§ **Source document**

═══

Sunday, November 16, 2014

Guest Post: Marsha Cornelius

What if . . .
My ‘what-if’s started at a young age.
What if my body shrank and I got sucked down the bathtub drain?
What if Barbie had really short hair, and it was blue?
I had my share of pubescent imaginings—okay let’s call them curses. What if Susie Jackson had pus-oozing poison ivy blisters all over her arms and legs like me? Then I bet Bobby Schindler wouldn’t think she was so cute.
Thankfully, I moved on past the petty jealousies, and by adulthood, my imagination was focused on fiction.
I loved books like Contagion, and Hot Zone. I sat transfixed at movies like The Andromeda Strain and Outbreak. But they all had one thing in common. The contagion was stopped—and I was a bit disappointed. I couldn’t help wondering what if they couldn’t stop an epidemic?
This was the basis of my first novel H10 N1. (A play on H1N1, but much worse.) My two main characters, Rick and Taeya, are survivors of a deadly flu pandemic. The make their way across the country, fleeing cutthroats and dodging marauders as they search for a safe haven.
Next up? Cryonics. I read that Ted Williams had his body frozen, and several questions came to mind.
I was told as a child that once a heart stopped beating, our soul left our body. Ted Williams’ heart certainly was not beating in that frozen body, so it only stood to reason that his soul was out there somewhere. But where? Certainly not in heaven, because it has to come back once he’s thawed out.

═══

§ **Record set**
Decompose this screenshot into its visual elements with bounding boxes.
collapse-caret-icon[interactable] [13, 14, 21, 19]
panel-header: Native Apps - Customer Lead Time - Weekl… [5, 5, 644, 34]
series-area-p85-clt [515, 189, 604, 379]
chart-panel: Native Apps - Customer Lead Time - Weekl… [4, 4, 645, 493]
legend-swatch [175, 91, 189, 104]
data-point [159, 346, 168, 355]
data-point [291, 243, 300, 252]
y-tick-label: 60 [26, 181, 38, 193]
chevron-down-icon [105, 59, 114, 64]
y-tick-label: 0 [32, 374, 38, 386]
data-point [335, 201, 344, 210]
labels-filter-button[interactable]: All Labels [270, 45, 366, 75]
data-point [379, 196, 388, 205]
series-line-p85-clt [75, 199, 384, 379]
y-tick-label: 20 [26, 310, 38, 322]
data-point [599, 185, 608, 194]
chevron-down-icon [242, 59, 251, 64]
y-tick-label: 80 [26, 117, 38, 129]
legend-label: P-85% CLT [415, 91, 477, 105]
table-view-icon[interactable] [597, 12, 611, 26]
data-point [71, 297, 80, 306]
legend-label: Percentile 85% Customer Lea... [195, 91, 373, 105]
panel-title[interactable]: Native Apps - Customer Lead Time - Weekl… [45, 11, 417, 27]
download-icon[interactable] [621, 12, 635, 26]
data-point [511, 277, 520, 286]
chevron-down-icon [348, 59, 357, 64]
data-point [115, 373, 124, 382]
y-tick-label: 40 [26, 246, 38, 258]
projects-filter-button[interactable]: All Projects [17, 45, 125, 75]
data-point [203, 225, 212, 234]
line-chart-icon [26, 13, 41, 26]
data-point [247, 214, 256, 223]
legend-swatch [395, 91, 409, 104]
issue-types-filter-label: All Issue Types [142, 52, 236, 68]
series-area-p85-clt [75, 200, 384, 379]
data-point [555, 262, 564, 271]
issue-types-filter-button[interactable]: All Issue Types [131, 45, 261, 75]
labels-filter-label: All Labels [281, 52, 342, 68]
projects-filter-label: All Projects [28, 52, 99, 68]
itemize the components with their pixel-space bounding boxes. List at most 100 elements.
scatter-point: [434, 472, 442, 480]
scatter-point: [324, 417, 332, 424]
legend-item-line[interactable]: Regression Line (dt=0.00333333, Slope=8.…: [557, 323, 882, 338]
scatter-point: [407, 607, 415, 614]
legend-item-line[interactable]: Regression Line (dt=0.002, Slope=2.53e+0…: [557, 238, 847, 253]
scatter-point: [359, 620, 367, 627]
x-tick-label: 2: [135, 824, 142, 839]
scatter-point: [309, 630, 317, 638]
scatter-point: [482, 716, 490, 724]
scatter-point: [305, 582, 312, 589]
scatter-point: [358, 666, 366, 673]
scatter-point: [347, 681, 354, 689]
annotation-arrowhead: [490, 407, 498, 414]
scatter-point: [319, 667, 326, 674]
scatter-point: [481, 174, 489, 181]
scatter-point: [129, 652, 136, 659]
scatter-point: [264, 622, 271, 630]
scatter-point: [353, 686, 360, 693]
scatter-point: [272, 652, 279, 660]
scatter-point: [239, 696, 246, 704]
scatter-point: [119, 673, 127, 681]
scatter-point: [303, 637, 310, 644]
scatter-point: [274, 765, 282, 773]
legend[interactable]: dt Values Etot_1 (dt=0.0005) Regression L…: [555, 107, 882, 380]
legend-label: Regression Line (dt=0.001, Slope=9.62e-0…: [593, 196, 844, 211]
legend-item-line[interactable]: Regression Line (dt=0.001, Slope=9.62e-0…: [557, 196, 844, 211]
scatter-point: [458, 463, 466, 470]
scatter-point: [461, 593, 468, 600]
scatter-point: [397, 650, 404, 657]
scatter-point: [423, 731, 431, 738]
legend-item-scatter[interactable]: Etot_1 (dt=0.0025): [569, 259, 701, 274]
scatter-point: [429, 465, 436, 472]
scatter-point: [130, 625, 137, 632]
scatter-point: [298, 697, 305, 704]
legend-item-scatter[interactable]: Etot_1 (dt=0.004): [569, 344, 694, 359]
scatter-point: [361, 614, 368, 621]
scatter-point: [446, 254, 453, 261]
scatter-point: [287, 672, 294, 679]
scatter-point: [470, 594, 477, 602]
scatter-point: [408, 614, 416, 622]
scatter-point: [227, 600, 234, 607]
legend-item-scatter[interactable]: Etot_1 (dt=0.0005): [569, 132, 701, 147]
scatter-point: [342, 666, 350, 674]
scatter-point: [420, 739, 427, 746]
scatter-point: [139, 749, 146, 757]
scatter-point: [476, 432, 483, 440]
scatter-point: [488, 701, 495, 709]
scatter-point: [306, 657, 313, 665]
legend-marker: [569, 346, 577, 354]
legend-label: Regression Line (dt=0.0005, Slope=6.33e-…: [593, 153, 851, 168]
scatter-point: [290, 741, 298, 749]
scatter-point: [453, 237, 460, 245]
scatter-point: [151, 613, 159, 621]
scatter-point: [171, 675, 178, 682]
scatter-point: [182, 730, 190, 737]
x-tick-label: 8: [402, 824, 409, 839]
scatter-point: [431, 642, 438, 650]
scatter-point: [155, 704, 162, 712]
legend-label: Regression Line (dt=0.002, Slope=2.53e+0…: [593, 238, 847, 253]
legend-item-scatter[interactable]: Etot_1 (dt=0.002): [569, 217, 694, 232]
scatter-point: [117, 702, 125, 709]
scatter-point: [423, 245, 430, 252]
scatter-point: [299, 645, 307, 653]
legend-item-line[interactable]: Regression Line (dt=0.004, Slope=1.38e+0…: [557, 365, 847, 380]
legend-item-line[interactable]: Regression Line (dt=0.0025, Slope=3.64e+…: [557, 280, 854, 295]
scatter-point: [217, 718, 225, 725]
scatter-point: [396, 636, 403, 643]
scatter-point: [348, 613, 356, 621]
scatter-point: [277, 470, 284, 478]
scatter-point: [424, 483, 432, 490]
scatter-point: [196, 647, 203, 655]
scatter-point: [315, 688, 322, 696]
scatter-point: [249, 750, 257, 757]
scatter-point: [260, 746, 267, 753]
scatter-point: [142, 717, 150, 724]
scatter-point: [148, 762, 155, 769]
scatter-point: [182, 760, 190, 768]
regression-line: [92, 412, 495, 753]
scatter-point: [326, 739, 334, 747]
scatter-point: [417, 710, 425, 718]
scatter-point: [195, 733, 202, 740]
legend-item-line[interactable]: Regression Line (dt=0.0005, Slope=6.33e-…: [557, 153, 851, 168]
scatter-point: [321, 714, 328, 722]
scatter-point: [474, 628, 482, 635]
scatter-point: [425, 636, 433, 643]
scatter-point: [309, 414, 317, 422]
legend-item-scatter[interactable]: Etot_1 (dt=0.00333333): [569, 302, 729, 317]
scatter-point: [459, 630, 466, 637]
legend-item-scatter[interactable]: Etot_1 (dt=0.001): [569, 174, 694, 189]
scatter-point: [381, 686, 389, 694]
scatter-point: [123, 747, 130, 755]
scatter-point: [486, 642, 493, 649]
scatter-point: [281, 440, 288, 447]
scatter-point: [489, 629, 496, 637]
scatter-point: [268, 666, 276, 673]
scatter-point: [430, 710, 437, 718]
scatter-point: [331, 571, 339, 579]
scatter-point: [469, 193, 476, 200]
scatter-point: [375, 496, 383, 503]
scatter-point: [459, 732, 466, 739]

═══

§ **Activity A**
In the guest post, reproduce word for word the passage starting with "What if . ." and going on through "it was blue?".
§ **Activity B**
Name every book and movie that the guest post mentions as ones the writer read or watched, leaving out the writer's own novel.

§ **Expected output A**
What if . . .
My ‘what-if’s started at a young age.
What if my body shrank and I got sucked down the bathtub drain?
What if Barbie had really short hair, and it was blue?

§ **Expected output B**
Contagion
Hot Zone
The Andromeda Strain
Outbreak